(Stored data)
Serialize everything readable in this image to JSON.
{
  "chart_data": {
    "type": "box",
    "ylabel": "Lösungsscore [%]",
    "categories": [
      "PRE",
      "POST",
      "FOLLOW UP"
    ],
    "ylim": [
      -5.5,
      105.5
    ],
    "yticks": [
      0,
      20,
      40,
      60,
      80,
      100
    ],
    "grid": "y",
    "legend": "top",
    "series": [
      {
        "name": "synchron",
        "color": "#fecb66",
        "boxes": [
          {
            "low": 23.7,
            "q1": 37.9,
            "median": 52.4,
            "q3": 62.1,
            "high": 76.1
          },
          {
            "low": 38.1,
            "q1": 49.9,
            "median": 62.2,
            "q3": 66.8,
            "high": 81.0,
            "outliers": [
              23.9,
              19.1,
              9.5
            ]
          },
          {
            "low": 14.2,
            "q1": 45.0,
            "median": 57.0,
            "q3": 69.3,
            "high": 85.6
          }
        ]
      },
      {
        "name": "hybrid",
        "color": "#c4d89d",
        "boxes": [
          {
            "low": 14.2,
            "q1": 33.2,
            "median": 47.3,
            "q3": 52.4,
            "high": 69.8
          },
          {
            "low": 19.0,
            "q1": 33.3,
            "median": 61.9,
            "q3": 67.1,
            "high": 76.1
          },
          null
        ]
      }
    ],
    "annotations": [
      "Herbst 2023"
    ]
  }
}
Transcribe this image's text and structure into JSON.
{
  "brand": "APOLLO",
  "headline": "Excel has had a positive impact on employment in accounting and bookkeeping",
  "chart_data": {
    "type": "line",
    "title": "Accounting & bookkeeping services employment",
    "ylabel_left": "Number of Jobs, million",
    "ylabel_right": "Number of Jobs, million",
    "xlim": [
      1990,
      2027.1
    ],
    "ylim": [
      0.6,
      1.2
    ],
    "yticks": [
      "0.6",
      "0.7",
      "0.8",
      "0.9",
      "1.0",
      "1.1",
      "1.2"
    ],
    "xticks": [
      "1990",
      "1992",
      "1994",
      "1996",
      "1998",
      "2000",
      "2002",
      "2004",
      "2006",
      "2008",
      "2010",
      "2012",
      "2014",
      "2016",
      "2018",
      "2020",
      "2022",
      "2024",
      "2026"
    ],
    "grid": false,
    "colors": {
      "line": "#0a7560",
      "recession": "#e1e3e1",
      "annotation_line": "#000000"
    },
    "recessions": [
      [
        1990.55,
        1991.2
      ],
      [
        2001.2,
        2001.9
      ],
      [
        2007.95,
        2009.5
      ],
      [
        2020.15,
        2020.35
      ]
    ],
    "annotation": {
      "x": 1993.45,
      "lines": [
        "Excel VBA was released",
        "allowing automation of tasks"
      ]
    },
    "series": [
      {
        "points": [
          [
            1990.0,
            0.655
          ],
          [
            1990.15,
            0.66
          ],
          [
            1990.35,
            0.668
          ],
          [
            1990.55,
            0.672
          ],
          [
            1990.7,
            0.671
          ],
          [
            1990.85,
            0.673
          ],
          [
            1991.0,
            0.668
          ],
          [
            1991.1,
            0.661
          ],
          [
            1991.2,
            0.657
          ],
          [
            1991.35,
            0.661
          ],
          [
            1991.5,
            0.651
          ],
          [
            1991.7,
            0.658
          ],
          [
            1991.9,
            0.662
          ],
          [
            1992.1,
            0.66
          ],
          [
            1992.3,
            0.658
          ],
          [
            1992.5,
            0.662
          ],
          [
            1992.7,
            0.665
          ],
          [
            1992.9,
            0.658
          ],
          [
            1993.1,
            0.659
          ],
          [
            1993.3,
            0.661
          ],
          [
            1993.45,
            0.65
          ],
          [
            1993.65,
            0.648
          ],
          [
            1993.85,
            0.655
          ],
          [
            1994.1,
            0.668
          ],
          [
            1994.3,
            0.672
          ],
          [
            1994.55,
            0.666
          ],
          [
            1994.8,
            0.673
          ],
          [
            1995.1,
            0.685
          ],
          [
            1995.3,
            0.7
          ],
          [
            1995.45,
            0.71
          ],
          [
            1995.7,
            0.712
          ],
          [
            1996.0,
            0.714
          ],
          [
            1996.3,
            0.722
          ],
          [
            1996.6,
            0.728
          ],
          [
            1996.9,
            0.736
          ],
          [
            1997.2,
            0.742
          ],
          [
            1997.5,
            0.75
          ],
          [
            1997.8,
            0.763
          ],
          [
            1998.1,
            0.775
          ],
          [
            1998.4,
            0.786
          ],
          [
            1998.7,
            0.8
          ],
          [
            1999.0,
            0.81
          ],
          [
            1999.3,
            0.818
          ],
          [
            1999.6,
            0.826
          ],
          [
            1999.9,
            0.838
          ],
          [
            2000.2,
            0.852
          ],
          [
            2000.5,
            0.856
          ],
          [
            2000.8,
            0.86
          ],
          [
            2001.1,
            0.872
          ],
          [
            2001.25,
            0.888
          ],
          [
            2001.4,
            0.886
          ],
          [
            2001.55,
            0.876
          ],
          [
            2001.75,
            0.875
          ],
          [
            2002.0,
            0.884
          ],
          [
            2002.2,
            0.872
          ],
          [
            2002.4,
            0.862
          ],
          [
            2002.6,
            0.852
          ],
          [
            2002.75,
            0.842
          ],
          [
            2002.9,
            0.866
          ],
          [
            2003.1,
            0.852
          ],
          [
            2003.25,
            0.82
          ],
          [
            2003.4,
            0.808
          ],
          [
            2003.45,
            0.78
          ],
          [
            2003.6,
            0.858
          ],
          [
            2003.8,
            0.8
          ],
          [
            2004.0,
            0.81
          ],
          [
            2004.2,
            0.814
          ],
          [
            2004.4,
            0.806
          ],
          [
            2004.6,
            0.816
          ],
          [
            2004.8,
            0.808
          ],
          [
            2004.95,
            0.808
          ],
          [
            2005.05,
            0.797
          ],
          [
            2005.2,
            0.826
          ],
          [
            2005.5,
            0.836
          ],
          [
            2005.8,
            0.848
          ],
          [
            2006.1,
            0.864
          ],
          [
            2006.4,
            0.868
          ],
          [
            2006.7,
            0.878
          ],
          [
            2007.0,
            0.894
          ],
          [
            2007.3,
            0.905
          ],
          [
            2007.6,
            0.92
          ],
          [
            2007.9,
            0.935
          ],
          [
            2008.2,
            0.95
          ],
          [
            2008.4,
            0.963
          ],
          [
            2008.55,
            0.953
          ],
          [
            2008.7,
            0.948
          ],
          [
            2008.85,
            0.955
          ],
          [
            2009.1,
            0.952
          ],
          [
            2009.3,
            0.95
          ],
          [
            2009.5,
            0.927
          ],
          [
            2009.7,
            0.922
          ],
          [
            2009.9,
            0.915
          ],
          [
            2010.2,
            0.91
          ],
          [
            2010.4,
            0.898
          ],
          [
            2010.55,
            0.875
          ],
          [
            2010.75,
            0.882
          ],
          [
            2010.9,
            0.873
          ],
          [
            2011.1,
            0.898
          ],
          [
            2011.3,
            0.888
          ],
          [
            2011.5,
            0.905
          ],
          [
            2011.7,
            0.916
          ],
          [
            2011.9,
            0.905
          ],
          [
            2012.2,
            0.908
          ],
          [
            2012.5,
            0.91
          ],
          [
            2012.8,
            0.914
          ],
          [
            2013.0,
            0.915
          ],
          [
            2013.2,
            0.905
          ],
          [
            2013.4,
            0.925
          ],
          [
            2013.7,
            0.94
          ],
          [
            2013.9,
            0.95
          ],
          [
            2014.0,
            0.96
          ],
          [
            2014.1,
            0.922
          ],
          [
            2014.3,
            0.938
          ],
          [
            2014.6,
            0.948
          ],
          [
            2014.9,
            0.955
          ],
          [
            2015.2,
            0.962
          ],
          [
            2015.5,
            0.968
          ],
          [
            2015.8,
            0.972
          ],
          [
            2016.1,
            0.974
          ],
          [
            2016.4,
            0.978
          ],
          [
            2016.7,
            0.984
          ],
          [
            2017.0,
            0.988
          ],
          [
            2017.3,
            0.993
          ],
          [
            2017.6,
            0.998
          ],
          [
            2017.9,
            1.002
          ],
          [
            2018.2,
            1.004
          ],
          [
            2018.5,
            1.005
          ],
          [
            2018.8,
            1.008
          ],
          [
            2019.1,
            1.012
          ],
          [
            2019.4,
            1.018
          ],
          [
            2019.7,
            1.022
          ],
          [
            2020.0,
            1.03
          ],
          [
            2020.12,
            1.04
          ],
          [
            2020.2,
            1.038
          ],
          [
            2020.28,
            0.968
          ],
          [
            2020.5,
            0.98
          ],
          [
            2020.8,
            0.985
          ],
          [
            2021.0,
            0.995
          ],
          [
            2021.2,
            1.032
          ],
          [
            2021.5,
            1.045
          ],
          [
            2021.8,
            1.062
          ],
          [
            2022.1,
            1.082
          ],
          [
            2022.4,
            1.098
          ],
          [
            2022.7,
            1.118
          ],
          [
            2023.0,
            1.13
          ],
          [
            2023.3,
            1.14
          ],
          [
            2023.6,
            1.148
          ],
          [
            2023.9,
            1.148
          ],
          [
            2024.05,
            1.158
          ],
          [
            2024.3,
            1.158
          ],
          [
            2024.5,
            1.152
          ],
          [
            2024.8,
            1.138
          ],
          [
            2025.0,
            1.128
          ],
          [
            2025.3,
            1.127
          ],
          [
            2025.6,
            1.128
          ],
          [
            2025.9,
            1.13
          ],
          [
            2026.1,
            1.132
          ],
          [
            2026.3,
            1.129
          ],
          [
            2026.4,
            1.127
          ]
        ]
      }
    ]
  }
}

* WRITTEN TASK: Lines in the records that hold the word "employment" are to be counted; give only the total.

* RESPONSE TO THE EXERCISE: 2